What to produce: Write each record again exactly as it stands.

Structured figure records:
--- start ---
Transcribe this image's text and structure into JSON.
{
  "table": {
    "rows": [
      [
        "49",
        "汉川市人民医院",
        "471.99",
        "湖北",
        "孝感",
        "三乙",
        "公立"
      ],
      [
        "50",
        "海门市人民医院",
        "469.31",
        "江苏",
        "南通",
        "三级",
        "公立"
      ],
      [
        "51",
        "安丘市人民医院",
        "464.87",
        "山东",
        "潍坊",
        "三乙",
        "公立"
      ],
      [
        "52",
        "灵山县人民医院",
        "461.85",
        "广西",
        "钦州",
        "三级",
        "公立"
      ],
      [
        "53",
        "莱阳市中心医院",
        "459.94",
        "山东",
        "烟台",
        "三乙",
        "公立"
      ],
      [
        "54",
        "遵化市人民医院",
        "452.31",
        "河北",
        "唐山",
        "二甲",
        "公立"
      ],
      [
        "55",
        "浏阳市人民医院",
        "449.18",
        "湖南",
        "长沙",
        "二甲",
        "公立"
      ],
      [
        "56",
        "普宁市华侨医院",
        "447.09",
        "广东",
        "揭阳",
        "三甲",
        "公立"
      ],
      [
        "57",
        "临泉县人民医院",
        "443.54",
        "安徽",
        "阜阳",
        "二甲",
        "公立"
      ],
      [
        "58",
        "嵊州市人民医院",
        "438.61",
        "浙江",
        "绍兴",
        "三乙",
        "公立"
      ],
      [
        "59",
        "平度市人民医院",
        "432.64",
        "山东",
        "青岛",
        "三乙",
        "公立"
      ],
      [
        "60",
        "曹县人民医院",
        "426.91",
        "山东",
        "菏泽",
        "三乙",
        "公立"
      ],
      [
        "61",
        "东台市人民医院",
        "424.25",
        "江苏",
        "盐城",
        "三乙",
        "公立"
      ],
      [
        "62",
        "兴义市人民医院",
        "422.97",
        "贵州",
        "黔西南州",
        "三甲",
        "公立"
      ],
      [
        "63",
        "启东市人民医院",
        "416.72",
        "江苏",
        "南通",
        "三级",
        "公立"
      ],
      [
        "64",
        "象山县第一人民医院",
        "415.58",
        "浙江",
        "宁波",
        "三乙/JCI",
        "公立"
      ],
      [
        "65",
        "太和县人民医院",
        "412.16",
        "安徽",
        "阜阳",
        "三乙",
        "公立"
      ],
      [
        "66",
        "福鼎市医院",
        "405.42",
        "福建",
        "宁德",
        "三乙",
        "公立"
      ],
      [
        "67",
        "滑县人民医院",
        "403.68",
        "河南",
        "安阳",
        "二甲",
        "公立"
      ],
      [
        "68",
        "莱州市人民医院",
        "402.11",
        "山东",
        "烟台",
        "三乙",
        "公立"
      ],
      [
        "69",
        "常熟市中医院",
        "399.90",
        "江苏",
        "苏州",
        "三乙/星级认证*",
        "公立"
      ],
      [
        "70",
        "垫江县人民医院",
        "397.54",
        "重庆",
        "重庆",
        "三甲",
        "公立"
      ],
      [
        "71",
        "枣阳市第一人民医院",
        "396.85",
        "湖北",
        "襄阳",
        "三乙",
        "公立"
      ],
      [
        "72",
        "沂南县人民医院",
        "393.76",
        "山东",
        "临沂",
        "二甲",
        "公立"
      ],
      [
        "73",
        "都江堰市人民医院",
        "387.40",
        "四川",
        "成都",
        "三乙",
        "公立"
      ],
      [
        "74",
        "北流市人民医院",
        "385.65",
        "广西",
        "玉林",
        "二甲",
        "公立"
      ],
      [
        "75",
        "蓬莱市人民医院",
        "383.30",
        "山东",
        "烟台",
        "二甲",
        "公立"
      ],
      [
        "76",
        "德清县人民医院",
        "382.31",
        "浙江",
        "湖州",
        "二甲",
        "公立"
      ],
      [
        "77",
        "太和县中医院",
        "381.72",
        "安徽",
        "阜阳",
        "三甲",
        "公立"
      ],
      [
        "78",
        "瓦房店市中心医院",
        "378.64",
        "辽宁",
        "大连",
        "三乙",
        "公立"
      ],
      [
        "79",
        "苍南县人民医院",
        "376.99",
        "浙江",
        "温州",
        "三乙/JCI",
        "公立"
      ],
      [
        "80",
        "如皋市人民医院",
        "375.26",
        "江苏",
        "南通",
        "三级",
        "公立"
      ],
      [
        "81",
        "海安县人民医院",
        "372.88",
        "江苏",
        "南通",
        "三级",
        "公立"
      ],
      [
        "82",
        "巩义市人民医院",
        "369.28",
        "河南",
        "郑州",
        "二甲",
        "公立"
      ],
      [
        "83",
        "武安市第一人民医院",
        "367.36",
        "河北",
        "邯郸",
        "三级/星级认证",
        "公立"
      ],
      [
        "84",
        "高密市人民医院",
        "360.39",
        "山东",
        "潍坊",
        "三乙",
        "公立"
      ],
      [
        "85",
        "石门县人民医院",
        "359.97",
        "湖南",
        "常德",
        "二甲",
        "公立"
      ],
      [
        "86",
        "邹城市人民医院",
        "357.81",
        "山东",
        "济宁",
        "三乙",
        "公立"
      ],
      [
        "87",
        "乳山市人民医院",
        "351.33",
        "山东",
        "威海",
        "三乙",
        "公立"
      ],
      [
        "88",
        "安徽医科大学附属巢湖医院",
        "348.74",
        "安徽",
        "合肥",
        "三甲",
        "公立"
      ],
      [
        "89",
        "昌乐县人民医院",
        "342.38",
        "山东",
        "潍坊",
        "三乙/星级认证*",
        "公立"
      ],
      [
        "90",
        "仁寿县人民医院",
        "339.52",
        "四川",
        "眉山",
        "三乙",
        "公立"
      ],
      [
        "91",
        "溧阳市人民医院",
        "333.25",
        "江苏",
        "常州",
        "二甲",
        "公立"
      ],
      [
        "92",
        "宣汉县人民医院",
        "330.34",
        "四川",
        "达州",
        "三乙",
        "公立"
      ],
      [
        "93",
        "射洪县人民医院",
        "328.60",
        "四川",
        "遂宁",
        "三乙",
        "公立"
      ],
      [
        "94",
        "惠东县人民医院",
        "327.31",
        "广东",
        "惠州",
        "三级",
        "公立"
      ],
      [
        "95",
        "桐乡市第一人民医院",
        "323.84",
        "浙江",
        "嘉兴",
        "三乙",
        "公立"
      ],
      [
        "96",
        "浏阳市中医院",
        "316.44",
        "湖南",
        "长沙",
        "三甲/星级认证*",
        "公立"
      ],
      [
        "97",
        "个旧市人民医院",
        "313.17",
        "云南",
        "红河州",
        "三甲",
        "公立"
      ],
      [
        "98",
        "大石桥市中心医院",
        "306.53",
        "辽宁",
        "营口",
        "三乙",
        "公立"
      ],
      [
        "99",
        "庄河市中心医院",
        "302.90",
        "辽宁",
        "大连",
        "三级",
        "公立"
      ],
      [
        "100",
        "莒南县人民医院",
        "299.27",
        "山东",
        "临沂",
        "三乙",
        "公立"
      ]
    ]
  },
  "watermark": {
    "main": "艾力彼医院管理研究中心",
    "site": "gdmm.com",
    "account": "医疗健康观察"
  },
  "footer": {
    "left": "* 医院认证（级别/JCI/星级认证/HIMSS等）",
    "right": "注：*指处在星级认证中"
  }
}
--- end ---
Solved exercise:
Transcribe this image's text and structure into JSON.
{
  "table": {
    "rows": [
      [
        "49",
        "汉川市人民医院",
        "471.99",
        "湖北",
        "孝感",
        "三乙",
        "公立"
      ],
      [
        "50",
        "海门市人民医院",
        "469.31",
        "江苏",
        "南通",
        "三级",
        "公立"
      ],
      [
        "51",
        "安丘市人民医院",
        "464.87",
        "山东",
        "潍坊",
        "三乙",
        "公立"
      ],
      [
        "52",
        "灵山县人民医院",
        "461.85",
        "广西",
        "钦州",
        "三级",
        "公立"
      ],
      [
        "53",
        "莱阳市中心医院",
        "459.94",
        "山东",
        "烟台",
        "三乙",
        "公立"
      ],
      [
        "54",
        "遵化市人民医院",
        "452.31",
        "河北",
        "唐山",
        "二甲",
        "公立"
      ],
      [
        "55",
        "浏阳市人民医院",
        "449.18",
        "湖南",
        "长沙",
        "二甲",
        "公立"
      ],
      [
        "56",
        "普宁市华侨医院",
        "447.09",
        "广东",
        "揭阳",
        "三甲",
        "公立"
      ],
      [
        "57",
        "临泉县人民医院",
        "443.54",
        "安徽",
        "阜阳",
        "二甲",
        "公立"
      ],
      [
        "58",
        "嵊州市人民医院",
        "438.61",
        "浙江",
        "绍兴",
        "三乙",
        "公立"
      ],
      [
        "59",
        "平度市人民医院",
        "432.64",
        "山东",
        "青岛",
        "三乙",
        "公立"
      ],
      [
        "60",
        "曹县人民医院",
        "426.91",
        "山东",
        "菏泽",
        "三乙",
        "公立"
      ],
      [
        "61",
        "东台市人民医院",
        "424.25",
        "江苏",
        "盐城",
        "三乙",
        "公立"
      ],
      [
        "62",
        "兴义市人民医院",
        "422.97",
        "贵州",
        "黔西南州",
        "三甲",
        "公立"
      ],
      [
        "63",
        "启东市人民医院",
        "416.72",
        "江苏",
        "南通",
        "三级",
        "公立"
      ],
      [
        "64",
        "象山县第一人民医院",
        "415.58",
        "浙江",
        "宁波",
        "三乙/JCI",
        "公立"
      ],
      [
        "65",
        "太和县人民医院",
        "412.16",
        "安徽",
        "阜阳",
        "三乙",
        "公立"
      ],
      [
        "66",
        "福鼎市医院",
        "405.42",
        "福建",
        "宁德",
        "三乙",
        "公立"
      ],
      [
        "67",
        "滑县人民医院",
        "403.68",
        "河南",
        "安阳",
        "二甲",
        "公立"
      ],
      [
        "68",
        "莱州市人民医院",
        "402.11",
        "山东",
        "烟台",
        "三乙",
        "公立"
      ],
      [
        "69",
        "常熟市中医院",
        "399.90",
        "江苏",
        "苏州",
        "三乙/星级认证*",
        "公立"
      ],
      [
        "70",
        "垫江县人民医院",
        "397.54",
        "重庆",
        "重庆",
        "三甲",
        "公立"
      ],
      [
        "71",
        "枣阳市第一人民医院",
        "396.85",
        "湖北",
        "襄阳",
        "三乙",
        "公立"
      ],
      [
        "72",
        "沂南县人民医院",
        "393.76",
        "山东",
        "临沂",
        "二甲",
        "公立"
      ],
      [
        "73",
        "都江堰市人民医院",
        "387.40",
        "四川",
        "成都",
        "三乙",
        "公立"
      ],
      [
        "74",
        "北流市人民医院",
        "385.65",
        "广西",
        "玉林",
        "二甲",
        "公立"
      ],
      [
        "75",
        "蓬莱市人民医院",
        "383.30",
        "山东",
        "烟台",
        "二甲",
        "公立"
      ],
      [
        "76",
        "德清县人民医院",
        "382.31",
        "浙江",
        "湖州",
        "二甲",
        "公立"
      ],
      [
        "77",
        "太和县中医院",
        "381.72",
        "安徽",
        "阜阳",
        "三甲",
        "公立"
      ],
      [
        "78",
        "瓦房店市中心医院",
        "378.64",
        "辽宁",
        "大连",
        "三乙",
        "公立"
      ],
      [
        "79",
        "苍南县人民医院",
        "376.99",
        "浙江",
        "温州",
        "三乙/JCI",
        "公立"
      ],
      [
        "80",
        "如皋市人民医院",
        "375.26",
        "江苏",
        "南通",
        "三级",
        "公立"
      ],
      [
        "81",
        "海安县人民医院",
        "372.88",
        "江苏",
        "南通",
        "三级",
        "公立"
      ],
      [
        "82",
        "巩义市人民医院",
        "369.28",
        "河南",
        "郑州",
        "二甲",
        "公立"
      ],
      [
        "83",
        "武安市第一人民医院",
        "367.36",
        "河北",
        "邯郸",
        "三级/星级认证",
        "公立"
      ],
      [
        "84",
        "高密市人民医院",
        "360.39",
        "山东",
        "潍坊",
        "三乙",
        "公立"
      ],
      [
        "85",
        "石门县人民医院",
        "359.97",
        "湖南",
        "常德",
        "二甲",
        "公立"
      ],
      [
        "86",
        "邹城市人民医院",
        "357.81",
        "山东",
        "济宁",
        "三乙",
        "公立"
      ],
      [
        "87",
        "乳山市人民医院",
        "351.33",
        "山东",
        "威海",
        "三乙",
        "公立"
      ],
      [
        "88",
        "安徽医科大学附属巢湖医院",
        "348.74",
        "安徽",
        "合肥",
        "三甲",
        "公立"
      ],
      [
        "89",
        "昌乐县人民医院",
        "342.38",
        "山东",
        "潍坊",
        "三乙/星级认证*",
        "公立"
      ],
      [
        "90",
        "仁寿县人民医院",
        "339.52",
        "四川",
        "眉山",
        "三乙",
        "公立"
      ],
      [
        "91",
        "溧阳市人民医院",
        "333.25",
        "江苏",
        "常州",
        "二甲",
        "公立"
      ],
      [
        "92",
        "宣汉县人民医院",
        "330.34",
        "四川",
        "达州",
        "三乙",
        "公立"
      ],
      [
        "93",
        "射洪县人民医院",
        "328.60",
        "四川",
        "遂宁",
        "三乙",
        "公立"
      ],
      [
        "94",
        "惠东县人民医院",
        "327.31",
        "广东",
        "惠州",
        "三级",
        "公立"
      ],
      [
        "95",
        "桐乡市第一人民医院",
        "323.84",
        "浙江",
        "嘉兴",
        "三乙",
        "公立"
      ],
      [
        "96",
        "浏阳市中医院",
        "316.44",
        "湖南",
        "长沙",
        "三甲/星级认证*",
        "公立"
      ],
      [
        "97",
        "个旧市人民医院",
        "313.17",
        "云南",
        "红河州",
        "三甲",
        "公立"
      ],
      [
        "98",
        "大石桥市中心医院",
        "306.53",
        "辽宁",
        "营口",
        "三乙",
        "公立"
      ],
      [
        "99",
        "庄河市中心医院",
        "302.90",
        "辽宁",
        "大连",
        "三级",
        "公立"
      ],
      [
        "100",
        "莒南县人民医院",
        "299.27",
        "山东",
        "临沂",
        "三乙",
        "公立"
      ]
    ]
  },
  "watermark": {
    "main": "艾力彼医院管理研究中心",
    "site": "gdmm.com",
    "account": "医疗健康观察"
  },
  "footer": {
    "left": "* 医院认证（级别/JCI/星级认证/HIMSS等）",
    "right": "注：*指处在星级认证中"
  }
}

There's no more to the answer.